═══ RECORDS TO PROCESS ═══

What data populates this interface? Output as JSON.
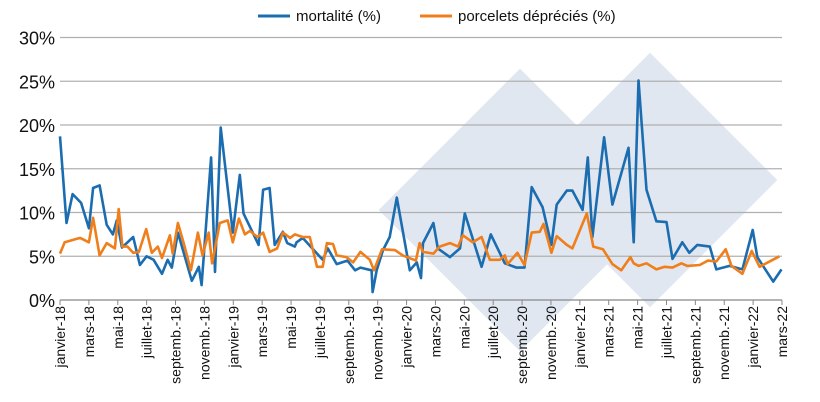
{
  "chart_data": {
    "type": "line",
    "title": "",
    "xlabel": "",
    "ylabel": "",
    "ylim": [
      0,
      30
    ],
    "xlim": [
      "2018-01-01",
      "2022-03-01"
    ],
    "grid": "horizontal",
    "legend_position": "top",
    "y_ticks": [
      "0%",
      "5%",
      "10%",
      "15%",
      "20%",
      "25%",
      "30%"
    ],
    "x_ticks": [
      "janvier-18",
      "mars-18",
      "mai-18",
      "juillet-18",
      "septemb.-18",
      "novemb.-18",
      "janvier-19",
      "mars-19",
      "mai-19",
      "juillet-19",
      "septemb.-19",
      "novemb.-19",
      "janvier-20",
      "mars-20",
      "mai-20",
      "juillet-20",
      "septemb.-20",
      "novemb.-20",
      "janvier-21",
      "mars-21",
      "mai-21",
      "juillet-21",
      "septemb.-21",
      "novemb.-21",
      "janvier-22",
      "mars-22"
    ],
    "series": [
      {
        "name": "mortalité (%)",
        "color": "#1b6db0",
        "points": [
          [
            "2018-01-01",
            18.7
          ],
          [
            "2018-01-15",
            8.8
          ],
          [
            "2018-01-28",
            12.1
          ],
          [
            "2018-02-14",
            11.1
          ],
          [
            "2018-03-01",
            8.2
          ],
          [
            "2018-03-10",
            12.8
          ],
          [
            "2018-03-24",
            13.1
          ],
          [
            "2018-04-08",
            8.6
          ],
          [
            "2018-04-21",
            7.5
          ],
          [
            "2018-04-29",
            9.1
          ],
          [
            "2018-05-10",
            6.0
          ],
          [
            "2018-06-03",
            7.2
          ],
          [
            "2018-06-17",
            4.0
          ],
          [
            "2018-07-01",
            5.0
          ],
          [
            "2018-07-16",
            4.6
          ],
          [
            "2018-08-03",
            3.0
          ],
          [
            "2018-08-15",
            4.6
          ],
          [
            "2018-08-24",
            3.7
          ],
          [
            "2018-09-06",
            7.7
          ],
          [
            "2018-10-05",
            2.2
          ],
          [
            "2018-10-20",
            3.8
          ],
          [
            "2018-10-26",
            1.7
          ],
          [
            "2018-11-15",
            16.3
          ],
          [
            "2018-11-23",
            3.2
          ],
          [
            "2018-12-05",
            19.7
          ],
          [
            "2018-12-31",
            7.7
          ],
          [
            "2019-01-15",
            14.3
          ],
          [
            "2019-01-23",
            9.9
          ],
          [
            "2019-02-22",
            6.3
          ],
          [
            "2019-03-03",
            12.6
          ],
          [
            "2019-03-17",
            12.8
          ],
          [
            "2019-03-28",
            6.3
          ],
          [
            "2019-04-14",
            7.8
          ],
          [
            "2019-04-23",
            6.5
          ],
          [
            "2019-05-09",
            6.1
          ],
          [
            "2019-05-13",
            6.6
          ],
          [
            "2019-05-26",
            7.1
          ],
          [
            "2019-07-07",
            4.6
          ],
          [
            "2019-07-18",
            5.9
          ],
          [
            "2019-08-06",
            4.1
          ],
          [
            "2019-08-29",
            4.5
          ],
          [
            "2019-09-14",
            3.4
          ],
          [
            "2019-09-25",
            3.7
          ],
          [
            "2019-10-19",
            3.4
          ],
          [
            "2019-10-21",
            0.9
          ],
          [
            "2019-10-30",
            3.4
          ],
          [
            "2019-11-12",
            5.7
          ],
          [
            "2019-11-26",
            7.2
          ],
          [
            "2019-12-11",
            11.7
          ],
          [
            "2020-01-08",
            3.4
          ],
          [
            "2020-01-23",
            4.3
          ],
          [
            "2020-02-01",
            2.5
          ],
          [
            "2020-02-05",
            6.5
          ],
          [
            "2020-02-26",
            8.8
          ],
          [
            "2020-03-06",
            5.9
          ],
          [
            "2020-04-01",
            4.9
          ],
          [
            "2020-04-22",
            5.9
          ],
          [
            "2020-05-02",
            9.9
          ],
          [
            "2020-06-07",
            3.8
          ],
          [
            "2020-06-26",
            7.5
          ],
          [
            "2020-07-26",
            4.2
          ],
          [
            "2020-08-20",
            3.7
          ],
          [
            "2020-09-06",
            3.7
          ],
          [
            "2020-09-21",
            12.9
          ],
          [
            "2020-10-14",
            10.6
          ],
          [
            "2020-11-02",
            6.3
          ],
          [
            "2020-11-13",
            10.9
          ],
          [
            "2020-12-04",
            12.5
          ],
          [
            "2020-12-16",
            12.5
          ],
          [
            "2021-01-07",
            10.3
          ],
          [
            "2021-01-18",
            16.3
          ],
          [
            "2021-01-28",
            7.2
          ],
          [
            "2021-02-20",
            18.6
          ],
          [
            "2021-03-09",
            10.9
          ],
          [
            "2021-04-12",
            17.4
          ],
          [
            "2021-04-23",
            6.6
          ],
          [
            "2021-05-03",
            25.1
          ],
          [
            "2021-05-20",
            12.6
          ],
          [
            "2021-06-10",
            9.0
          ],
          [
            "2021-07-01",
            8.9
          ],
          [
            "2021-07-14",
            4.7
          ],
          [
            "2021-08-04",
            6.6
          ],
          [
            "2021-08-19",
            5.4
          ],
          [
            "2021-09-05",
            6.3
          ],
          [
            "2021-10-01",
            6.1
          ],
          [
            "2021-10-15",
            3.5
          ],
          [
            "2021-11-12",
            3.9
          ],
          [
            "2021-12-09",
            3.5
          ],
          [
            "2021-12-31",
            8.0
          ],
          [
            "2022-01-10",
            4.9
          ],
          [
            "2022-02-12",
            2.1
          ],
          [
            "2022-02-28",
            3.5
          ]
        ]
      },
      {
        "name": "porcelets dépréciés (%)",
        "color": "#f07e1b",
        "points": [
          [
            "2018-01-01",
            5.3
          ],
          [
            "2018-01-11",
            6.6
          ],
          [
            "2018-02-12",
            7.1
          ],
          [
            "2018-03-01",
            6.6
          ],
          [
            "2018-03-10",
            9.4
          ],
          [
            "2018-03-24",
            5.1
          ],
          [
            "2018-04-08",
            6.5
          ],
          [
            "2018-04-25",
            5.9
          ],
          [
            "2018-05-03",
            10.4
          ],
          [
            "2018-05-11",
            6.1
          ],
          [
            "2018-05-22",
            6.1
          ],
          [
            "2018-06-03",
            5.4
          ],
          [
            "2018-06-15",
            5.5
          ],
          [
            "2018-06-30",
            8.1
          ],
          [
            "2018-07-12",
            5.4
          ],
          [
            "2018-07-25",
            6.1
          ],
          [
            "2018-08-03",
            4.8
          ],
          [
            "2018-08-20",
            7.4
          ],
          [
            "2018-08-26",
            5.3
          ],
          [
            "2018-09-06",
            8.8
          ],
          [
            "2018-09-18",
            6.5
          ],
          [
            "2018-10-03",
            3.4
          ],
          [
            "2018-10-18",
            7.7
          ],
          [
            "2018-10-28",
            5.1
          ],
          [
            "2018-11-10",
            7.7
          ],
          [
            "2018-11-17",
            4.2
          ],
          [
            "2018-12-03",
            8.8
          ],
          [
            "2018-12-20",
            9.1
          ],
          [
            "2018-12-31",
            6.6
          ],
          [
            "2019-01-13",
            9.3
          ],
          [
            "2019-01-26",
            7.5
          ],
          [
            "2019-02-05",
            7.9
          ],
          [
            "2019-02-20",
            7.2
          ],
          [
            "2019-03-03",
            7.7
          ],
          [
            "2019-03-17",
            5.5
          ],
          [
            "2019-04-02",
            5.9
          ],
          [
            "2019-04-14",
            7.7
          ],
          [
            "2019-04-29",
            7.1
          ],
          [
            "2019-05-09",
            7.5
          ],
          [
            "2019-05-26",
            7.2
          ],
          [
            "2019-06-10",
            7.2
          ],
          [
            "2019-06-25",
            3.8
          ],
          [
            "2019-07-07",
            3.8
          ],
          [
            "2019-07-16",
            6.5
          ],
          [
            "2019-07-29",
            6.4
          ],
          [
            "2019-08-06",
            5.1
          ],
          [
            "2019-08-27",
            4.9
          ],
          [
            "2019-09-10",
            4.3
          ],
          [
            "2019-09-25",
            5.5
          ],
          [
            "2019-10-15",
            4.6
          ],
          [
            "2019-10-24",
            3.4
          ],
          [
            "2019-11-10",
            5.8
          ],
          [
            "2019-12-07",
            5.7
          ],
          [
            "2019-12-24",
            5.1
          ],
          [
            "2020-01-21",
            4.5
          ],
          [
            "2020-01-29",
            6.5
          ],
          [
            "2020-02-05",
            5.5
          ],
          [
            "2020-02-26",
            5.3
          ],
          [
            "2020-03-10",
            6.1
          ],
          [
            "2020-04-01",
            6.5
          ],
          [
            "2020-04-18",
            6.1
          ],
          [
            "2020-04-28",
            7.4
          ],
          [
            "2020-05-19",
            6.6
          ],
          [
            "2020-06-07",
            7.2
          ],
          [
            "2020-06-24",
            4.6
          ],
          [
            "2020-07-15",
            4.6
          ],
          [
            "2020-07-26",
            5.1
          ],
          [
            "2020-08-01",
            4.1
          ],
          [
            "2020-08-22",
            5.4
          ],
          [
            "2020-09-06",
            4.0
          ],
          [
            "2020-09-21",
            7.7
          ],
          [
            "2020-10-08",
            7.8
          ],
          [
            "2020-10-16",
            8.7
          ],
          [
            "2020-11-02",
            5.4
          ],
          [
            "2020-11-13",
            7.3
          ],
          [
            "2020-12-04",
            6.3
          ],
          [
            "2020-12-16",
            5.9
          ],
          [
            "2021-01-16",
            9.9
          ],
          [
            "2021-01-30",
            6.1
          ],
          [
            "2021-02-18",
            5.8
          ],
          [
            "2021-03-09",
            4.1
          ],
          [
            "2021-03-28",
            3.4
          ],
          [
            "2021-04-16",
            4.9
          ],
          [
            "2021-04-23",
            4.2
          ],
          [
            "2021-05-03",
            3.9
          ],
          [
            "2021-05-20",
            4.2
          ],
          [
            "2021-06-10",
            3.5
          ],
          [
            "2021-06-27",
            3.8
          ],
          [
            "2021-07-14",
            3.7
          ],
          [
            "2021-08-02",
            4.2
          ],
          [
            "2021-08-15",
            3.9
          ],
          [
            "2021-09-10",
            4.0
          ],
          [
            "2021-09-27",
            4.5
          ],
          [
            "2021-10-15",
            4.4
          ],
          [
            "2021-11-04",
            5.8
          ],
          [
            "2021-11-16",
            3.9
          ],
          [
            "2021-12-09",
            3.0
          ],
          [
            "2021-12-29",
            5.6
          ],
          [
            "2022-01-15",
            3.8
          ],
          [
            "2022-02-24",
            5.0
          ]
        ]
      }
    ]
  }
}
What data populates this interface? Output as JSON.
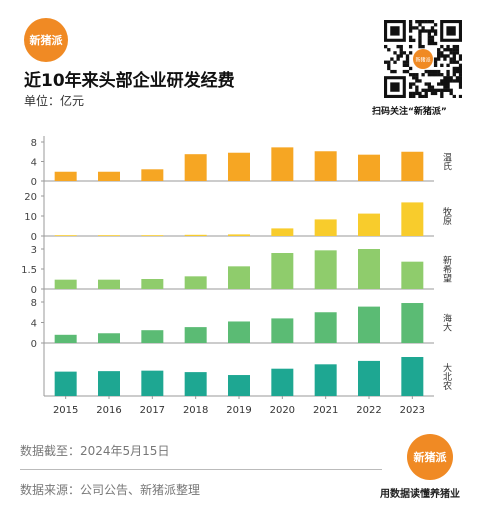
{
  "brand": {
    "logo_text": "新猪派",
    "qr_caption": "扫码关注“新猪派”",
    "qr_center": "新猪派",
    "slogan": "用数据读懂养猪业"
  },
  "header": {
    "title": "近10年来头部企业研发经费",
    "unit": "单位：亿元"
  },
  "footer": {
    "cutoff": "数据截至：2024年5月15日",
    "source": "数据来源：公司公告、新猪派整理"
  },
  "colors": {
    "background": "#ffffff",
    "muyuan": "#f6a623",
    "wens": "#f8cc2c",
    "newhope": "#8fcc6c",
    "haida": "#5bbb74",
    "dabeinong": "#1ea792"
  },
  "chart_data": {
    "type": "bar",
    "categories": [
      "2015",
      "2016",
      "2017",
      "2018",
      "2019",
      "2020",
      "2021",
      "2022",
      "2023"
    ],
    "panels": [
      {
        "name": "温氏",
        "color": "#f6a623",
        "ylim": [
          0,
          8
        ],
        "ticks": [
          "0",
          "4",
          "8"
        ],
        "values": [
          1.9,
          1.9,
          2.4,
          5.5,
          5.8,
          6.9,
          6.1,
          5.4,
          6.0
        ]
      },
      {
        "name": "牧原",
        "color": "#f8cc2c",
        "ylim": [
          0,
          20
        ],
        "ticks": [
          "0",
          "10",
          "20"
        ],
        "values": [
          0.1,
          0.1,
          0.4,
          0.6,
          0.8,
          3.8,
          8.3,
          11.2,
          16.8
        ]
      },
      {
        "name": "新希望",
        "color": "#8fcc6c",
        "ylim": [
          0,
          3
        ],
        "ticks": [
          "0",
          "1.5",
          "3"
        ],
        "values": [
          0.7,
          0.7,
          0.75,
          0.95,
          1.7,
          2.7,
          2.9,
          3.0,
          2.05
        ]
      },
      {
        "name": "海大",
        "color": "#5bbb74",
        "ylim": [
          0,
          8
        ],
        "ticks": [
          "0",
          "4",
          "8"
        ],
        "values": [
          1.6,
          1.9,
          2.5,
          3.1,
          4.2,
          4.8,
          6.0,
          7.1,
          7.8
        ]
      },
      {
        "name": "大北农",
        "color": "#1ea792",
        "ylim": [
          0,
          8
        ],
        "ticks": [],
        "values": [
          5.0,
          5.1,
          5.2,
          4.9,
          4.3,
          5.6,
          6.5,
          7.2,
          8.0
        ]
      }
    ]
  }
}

═══

_STATED EXERCISE:_
Search the data above for lines holding "novemb" and copy each of them.

_TASK RESULT:_
      "novemb.-18",
      "novemb.-19",
      "novemb.-20",
      "novemb.-21",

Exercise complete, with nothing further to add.